PROBLEM DETAILS: Set each entry down verbatim, omitting images.

________________________________________

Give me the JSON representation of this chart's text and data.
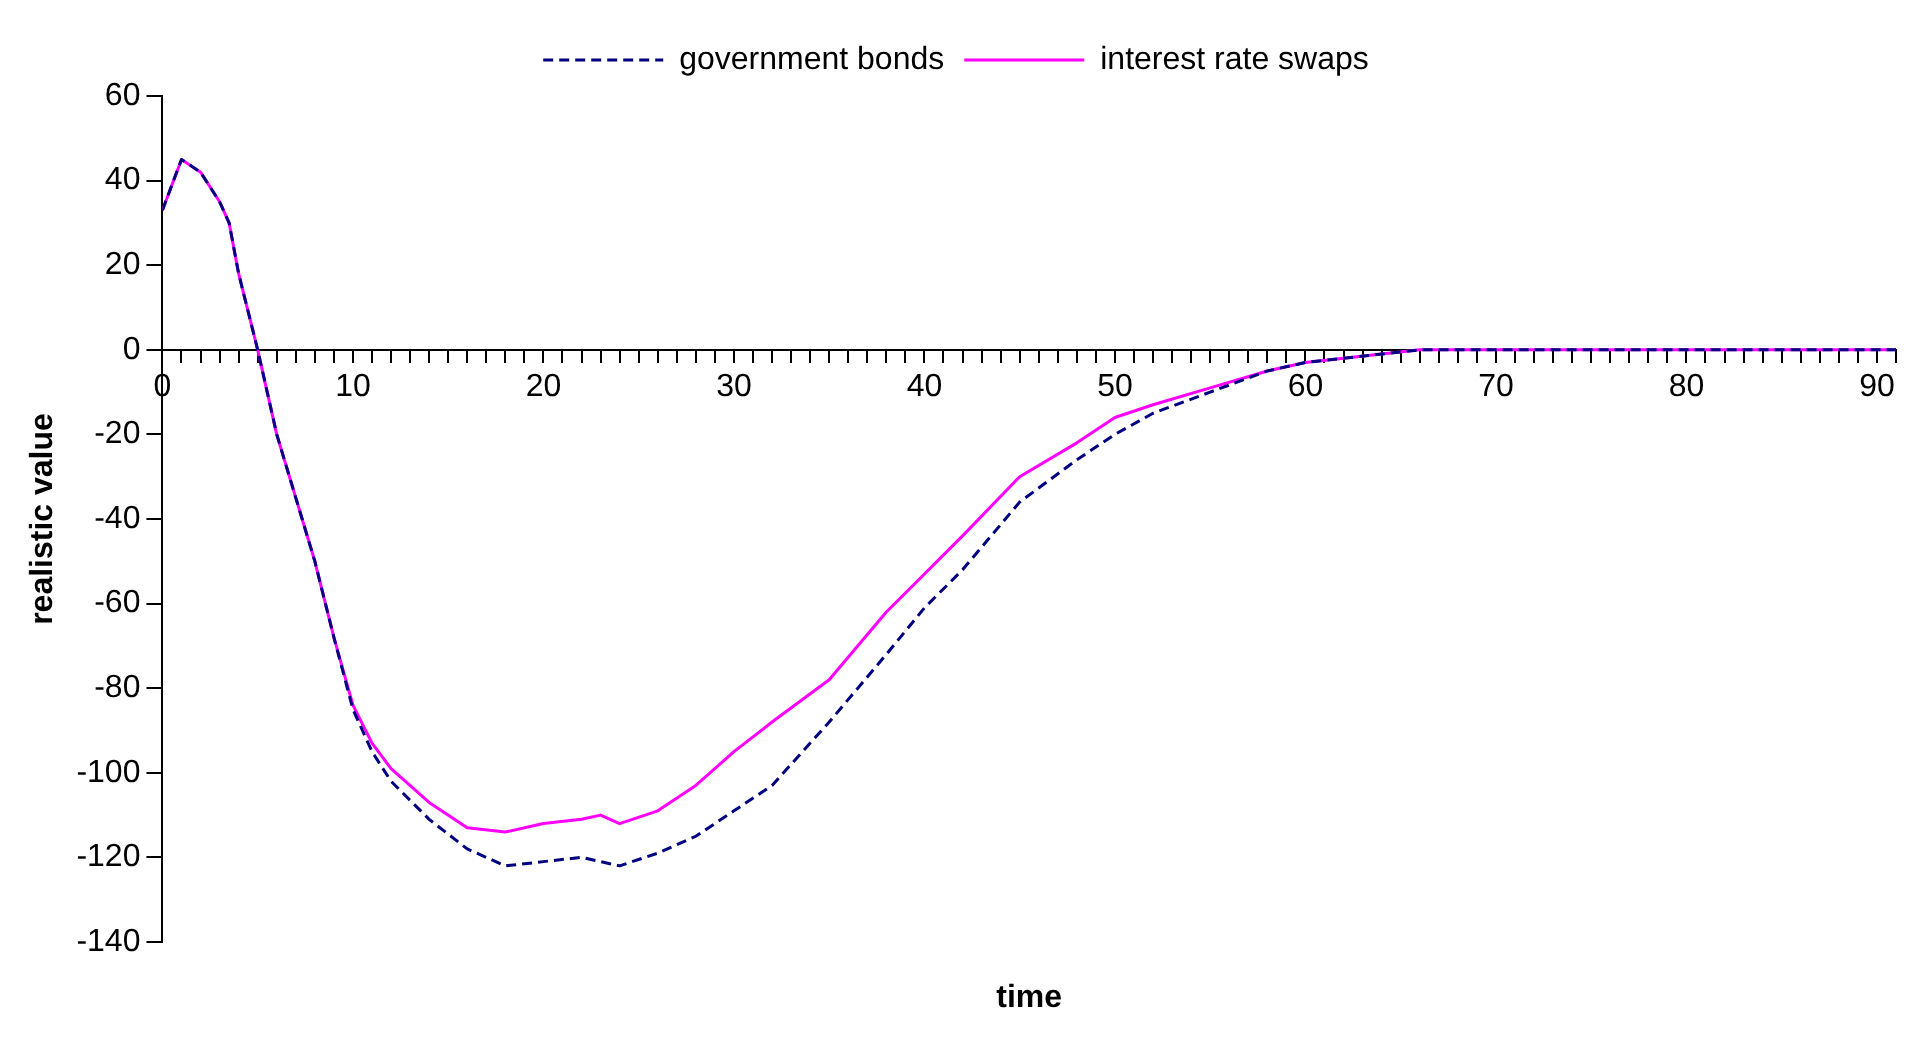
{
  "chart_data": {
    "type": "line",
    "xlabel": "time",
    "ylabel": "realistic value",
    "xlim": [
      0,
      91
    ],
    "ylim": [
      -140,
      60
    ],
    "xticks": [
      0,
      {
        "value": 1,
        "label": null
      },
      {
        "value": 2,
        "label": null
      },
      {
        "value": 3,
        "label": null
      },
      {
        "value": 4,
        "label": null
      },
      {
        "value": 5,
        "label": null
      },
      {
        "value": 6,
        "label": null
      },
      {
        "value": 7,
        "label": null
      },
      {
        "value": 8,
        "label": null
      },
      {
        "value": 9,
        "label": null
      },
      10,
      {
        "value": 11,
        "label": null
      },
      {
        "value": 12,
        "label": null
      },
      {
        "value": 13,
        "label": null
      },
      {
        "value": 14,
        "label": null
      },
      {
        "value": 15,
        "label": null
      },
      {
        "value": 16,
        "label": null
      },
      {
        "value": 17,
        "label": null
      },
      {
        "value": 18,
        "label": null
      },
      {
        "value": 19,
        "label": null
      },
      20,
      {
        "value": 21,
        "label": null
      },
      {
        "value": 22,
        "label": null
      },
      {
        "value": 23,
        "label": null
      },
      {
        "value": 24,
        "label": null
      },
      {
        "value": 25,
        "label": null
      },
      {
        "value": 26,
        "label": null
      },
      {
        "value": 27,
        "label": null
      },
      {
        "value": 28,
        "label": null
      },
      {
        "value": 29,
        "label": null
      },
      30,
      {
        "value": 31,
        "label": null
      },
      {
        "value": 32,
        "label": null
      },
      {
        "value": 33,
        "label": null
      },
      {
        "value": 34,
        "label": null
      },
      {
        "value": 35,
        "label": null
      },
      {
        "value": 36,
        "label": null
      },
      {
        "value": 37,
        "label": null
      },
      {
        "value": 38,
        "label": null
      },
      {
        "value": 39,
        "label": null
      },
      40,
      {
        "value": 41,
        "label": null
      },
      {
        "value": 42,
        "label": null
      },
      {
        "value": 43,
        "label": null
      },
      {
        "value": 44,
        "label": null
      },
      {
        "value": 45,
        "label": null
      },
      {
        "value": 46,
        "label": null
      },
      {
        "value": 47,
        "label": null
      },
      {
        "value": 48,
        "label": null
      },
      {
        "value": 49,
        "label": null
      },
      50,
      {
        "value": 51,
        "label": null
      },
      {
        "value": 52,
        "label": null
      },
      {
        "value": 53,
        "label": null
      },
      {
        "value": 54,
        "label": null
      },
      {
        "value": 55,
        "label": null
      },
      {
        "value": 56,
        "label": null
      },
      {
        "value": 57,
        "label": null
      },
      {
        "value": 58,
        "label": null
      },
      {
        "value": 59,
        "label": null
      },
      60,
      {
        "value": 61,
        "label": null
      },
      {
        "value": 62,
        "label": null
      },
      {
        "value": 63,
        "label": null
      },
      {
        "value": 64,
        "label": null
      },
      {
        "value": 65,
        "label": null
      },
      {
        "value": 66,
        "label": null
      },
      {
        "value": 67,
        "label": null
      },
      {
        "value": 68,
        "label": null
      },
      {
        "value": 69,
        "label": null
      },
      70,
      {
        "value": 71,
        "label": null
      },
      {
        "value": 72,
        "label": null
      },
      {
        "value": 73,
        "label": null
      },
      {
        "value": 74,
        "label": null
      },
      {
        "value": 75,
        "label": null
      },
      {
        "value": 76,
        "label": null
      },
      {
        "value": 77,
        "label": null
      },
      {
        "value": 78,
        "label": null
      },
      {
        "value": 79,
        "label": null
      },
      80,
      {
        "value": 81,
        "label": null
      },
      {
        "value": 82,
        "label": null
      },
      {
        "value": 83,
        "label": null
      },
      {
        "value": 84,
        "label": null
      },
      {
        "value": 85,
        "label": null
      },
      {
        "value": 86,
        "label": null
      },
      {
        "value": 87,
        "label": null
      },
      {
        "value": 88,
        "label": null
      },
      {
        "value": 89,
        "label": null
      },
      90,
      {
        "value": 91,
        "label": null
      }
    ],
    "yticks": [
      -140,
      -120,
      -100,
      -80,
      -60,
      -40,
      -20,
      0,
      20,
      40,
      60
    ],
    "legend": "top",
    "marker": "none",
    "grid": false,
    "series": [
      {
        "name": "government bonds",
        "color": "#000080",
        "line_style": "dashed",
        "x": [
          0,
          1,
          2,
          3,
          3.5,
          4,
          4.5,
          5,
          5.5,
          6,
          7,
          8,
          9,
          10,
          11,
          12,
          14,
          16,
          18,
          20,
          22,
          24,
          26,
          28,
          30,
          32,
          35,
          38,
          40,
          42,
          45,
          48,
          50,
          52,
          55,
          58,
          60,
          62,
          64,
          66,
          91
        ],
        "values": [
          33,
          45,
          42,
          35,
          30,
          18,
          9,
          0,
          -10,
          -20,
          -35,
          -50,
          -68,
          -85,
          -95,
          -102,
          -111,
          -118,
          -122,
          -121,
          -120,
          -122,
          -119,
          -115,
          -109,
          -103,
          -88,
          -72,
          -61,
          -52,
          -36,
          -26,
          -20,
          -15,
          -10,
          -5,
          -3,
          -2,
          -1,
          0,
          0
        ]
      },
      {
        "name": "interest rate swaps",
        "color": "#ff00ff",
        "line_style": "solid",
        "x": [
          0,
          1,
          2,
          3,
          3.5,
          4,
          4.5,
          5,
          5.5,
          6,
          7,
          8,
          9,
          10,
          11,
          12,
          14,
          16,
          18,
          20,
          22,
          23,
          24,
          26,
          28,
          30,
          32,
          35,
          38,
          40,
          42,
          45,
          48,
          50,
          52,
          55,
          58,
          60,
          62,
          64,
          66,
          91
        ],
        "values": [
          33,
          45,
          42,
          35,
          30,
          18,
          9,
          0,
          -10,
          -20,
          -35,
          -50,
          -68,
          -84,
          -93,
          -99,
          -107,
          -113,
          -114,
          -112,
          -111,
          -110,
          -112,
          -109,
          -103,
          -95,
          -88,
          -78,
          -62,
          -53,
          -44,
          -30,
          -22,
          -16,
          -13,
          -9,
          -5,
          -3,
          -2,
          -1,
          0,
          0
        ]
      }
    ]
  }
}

________________________________________

SOLUTION TO THE PROBLEM:
Give me the JSON representation of this chart's text and data.
{
  "chart_data": {
    "type": "line",
    "xlabel": "time",
    "ylabel": "realistic value",
    "xlim": [
      0,
      91
    ],
    "ylim": [
      -140,
      60
    ],
    "xticks": [
      0,
      {
        "value": 1,
        "label": null
      },
      {
        "value": 2,
        "label": null
      },
      {
        "value": 3,
        "label": null
      },
      {
        "value": 4,
        "label": null
      },
      {
        "value": 5,
        "label": null
      },
      {
        "value": 6,
        "label": null
      },
      {
        "value": 7,
        "label": null
      },
      {
        "value": 8,
        "label": null
      },
      {
        "value": 9,
        "label": null
      },
      10,
      {
        "value": 11,
        "label": null
      },
      {
        "value": 12,
        "label": null
      },
      {
        "value": 13,
        "label": null
      },
      {
        "value": 14,
        "label": null
      },
      {
        "value": 15,
        "label": null
      },
      {
        "value": 16,
        "label": null
      },
      {
        "value": 17,
        "label": null
      },
      {
        "value": 18,
        "label": null
      },
      {
        "value": 19,
        "label": null
      },
      20,
      {
        "value": 21,
        "label": null
      },
      {
        "value": 22,
        "label": null
      },
      {
        "value": 23,
        "label": null
      },
      {
        "value": 24,
        "label": null
      },
      {
        "value": 25,
        "label": null
      },
      {
        "value": 26,
        "label": null
      },
      {
        "value": 27,
        "label": null
      },
      {
        "value": 28,
        "label": null
      },
      {
        "value": 29,
        "label": null
      },
      30,
      {
        "value": 31,
        "label": null
      },
      {
        "value": 32,
        "label": null
      },
      {
        "value": 33,
        "label": null
      },
      {
        "value": 34,
        "label": null
      },
      {
        "value": 35,
        "label": null
      },
      {
        "value": 36,
        "label": null
      },
      {
        "value": 37,
        "label": null
      },
      {
        "value": 38,
        "label": null
      },
      {
        "value": 39,
        "label": null
      },
      40,
      {
        "value": 41,
        "label": null
      },
      {
        "value": 42,
        "label": null
      },
      {
        "value": 43,
        "label": null
      },
      {
        "value": 44,
        "label": null
      },
      {
        "value": 45,
        "label": null
      },
      {
        "value": 46,
        "label": null
      },
      {
        "value": 47,
        "label": null
      },
      {
        "value": 48,
        "label": null
      },
      {
        "value": 49,
        "label": null
      },
      50,
      {
        "value": 51,
        "label": null
      },
      {
        "value": 52,
        "label": null
      },
      {
        "value": 53,
        "label": null
      },
      {
        "value": 54,
        "label": null
      },
      {
        "value": 55,
        "label": null
      },
      {
        "value": 56,
        "label": null
      },
      {
        "value": 57,
        "label": null
      },
      {
        "value": 58,
        "label": null
      },
      {
        "value": 59,
        "label": null
      },
      60,
      {
        "value": 61,
        "label": null
      },
      {
        "value": 62,
        "label": null
      },
      {
        "value": 63,
        "label": null
      },
      {
        "value": 64,
        "label": null
      },
      {
        "value": 65,
        "label": null
      },
      {
        "value": 66,
        "label": null
      },
      {
        "value": 67,
        "label": null
      },
      {
        "value": 68,
        "label": null
      },
      {
        "value": 69,
        "label": null
      },
      70,
      {
        "value": 71,
        "label": null
      },
      {
        "value": 72,
        "label": null
      },
      {
        "value": 73,
        "label": null
      },
      {
        "value": 74,
        "label": null
      },
      {
        "value": 75,
        "label": null
      },
      {
        "value": 76,
        "label": null
      },
      {
        "value": 77,
        "label": null
      },
      {
        "value": 78,
        "label": null
      },
      {
        "value": 79,
        "label": null
      },
      80,
      {
        "value": 81,
        "label": null
      },
      {
        "value": 82,
        "label": null
      },
      {
        "value": 83,
        "label": null
      },
      {
        "value": 84,
        "label": null
      },
      {
        "value": 85,
        "label": null
      },
      {
        "value": 86,
        "label": null
      },
      {
        "value": 87,
        "label": null
      },
      {
        "value": 88,
        "label": null
      },
      {
        "value": 89,
        "label": null
      },
      90,
      {
        "value": 91,
        "label": null
      }
    ],
    "yticks": [
      -140,
      -120,
      -100,
      -80,
      -60,
      -40,
      -20,
      0,
      20,
      40,
      60
    ],
    "legend": "top",
    "marker": "none",
    "grid": false,
    "series": [
      {
        "name": "government bonds",
        "color": "#000080",
        "line_style": "dashed",
        "x": [
          0,
          1,
          2,
          3,
          3.5,
          4,
          4.5,
          5,
          5.5,
          6,
          7,
          8,
          9,
          10,
          11,
          12,
          14,
          16,
          18,
          20,
          22,
          24,
          26,
          28,
          30,
          32,
          35,
          38,
          40,
          42,
          45,
          48,
          50,
          52,
          55,
          58,
          60,
          62,
          64,
          66,
          91
        ],
        "values": [
          33,
          45,
          42,
          35,
          30,
          18,
          9,
          0,
          -10,
          -20,
          -35,
          -50,
          -68,
          -85,
          -95,
          -102,
          -111,
          -118,
          -122,
          -121,
          -120,
          -122,
          -119,
          -115,
          -109,
          -103,
          -88,
          -72,
          -61,
          -52,
          -36,
          -26,
          -20,
          -15,
          -10,
          -5,
          -3,
          -2,
          -1,
          0,
          0
        ]
      },
      {
        "name": "interest rate swaps",
        "color": "#ff00ff",
        "line_style": "solid",
        "x": [
          0,
          1,
          2,
          3,
          3.5,
          4,
          4.5,
          5,
          5.5,
          6,
          7,
          8,
          9,
          10,
          11,
          12,
          14,
          16,
          18,
          20,
          22,
          23,
          24,
          26,
          28,
          30,
          32,
          35,
          38,
          40,
          42,
          45,
          48,
          50,
          52,
          55,
          58,
          60,
          62,
          64,
          66,
          91
        ],
        "values": [
          33,
          45,
          42,
          35,
          30,
          18,
          9,
          0,
          -10,
          -20,
          -35,
          -50,
          -68,
          -84,
          -93,
          -99,
          -107,
          -113,
          -114,
          -112,
          -111,
          -110,
          -112,
          -109,
          -103,
          -95,
          -88,
          -78,
          -62,
          -53,
          -44,
          -30,
          -22,
          -16,
          -13,
          -9,
          -5,
          -3,
          -2,
          -1,
          0,
          0
        ]
      }
    ]
  }
}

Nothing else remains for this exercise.